Exercise brief:
Repeat the listing below in full, exactly as it stands.

---

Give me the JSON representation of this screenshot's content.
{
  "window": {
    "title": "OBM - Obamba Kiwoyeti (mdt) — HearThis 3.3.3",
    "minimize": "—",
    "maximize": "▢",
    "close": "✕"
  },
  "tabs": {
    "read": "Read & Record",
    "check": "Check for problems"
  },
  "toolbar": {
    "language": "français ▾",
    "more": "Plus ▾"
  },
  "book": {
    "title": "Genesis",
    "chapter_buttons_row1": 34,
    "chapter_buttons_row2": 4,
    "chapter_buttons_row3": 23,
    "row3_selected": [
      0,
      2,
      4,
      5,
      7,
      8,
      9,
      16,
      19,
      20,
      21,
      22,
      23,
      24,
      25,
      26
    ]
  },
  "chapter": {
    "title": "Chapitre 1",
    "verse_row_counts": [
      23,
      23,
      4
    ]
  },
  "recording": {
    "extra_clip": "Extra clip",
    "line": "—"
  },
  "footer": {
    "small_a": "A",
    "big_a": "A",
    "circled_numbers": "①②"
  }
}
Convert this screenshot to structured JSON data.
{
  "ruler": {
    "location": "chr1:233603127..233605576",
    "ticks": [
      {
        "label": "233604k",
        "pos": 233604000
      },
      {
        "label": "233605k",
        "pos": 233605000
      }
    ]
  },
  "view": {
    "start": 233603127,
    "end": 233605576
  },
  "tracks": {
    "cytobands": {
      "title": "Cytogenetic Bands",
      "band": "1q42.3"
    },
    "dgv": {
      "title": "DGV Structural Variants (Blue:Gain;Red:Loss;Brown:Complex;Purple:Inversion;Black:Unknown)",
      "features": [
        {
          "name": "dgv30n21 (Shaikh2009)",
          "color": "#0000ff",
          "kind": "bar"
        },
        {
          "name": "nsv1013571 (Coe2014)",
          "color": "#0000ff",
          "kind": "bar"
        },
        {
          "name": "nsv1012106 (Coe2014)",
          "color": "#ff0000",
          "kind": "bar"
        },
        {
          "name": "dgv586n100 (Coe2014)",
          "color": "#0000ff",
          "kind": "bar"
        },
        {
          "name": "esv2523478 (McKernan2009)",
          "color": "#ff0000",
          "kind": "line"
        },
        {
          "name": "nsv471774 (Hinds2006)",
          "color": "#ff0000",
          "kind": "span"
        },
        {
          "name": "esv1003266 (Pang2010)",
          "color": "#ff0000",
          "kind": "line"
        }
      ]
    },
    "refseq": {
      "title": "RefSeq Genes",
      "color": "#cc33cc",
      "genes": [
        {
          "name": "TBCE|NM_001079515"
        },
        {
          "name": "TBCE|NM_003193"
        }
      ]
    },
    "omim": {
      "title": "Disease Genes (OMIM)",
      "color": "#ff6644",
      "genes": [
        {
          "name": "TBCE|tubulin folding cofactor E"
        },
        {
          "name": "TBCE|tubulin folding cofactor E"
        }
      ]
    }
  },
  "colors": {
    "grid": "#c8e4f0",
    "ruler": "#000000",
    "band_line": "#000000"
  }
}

---

Finished exercise:
Give me the JSON representation of this screenshot's content.
{
  "window": {
    "title": "OBM - Obamba Kiwoyeti (mdt) — HearThis 3.3.3",
    "minimize": "—",
    "maximize": "▢",
    "close": "✕"
  },
  "tabs": {
    "read": "Read & Record",
    "check": "Check for problems"
  },
  "toolbar": {
    "language": "français ▾",
    "more": "Plus ▾"
  },
  "book": {
    "title": "Genesis",
    "chapter_buttons_row1": 34,
    "chapter_buttons_row2": 4,
    "chapter_buttons_row3": 23,
    "row3_selected": [
      0,
      2,
      4,
      5,
      7,
      8,
      9,
      16,
      19,
      20,
      21,
      22,
      23,
      24,
      25,
      26
    ]
  },
  "chapter": {
    "title": "Chapitre 1",
    "verse_row_counts": [
      23,
      23,
      4
    ]
  },
  "recording": {
    "extra_clip": "Extra clip",
    "line": "—"
  },
  "footer": {
    "small_a": "A",
    "big_a": "A",
    "circled_numbers": "①②"
  }
}
Convert this screenshot to structured JSON data.
{
  "ruler": {
    "location": "chr1:233603127..233605576",
    "ticks": [
      {
        "label": "233604k",
        "pos": 233604000
      },
      {
        "label": "233605k",
        "pos": 233605000
      }
    ]
  },
  "view": {
    "start": 233603127,
    "end": 233605576
  },
  "tracks": {
    "cytobands": {
      "title": "Cytogenetic Bands",
      "band": "1q42.3"
    },
    "dgv": {
      "title": "DGV Structural Variants (Blue:Gain;Red:Loss;Brown:Complex;Purple:Inversion;Black:Unknown)",
      "features": [
        {
          "name": "dgv30n21 (Shaikh2009)",
          "color": "#0000ff",
          "kind": "bar"
        },
        {
          "name": "nsv1013571 (Coe2014)",
          "color": "#0000ff",
          "kind": "bar"
        },
        {
          "name": "nsv1012106 (Coe2014)",
          "color": "#ff0000",
          "kind": "bar"
        },
        {
          "name": "dgv586n100 (Coe2014)",
          "color": "#0000ff",
          "kind": "bar"
        },
        {
          "name": "esv2523478 (McKernan2009)",
          "color": "#ff0000",
          "kind": "line"
        },
        {
          "name": "nsv471774 (Hinds2006)",
          "color": "#ff0000",
          "kind": "span"
        },
        {
          "name": "esv1003266 (Pang2010)",
          "color": "#ff0000",
          "kind": "line"
        }
      ]
    },
    "refseq": {
      "title": "RefSeq Genes",
      "color": "#cc33cc",
      "genes": [
        {
          "name": "TBCE|NM_001079515"
        },
        {
          "name": "TBCE|NM_003193"
        }
      ]
    },
    "omim": {
      "title": "Disease Genes (OMIM)",
      "color": "#ff6644",
      "genes": [
        {
          "name": "TBCE|tubulin folding cofactor E"
        },
        {
          "name": "TBCE|tubulin folding cofactor E"
        }
      ]
    }
  },
  "colors": {
    "grid": "#c8e4f0",
    "ruler": "#000000",
    "band_line": "#000000"
  }
}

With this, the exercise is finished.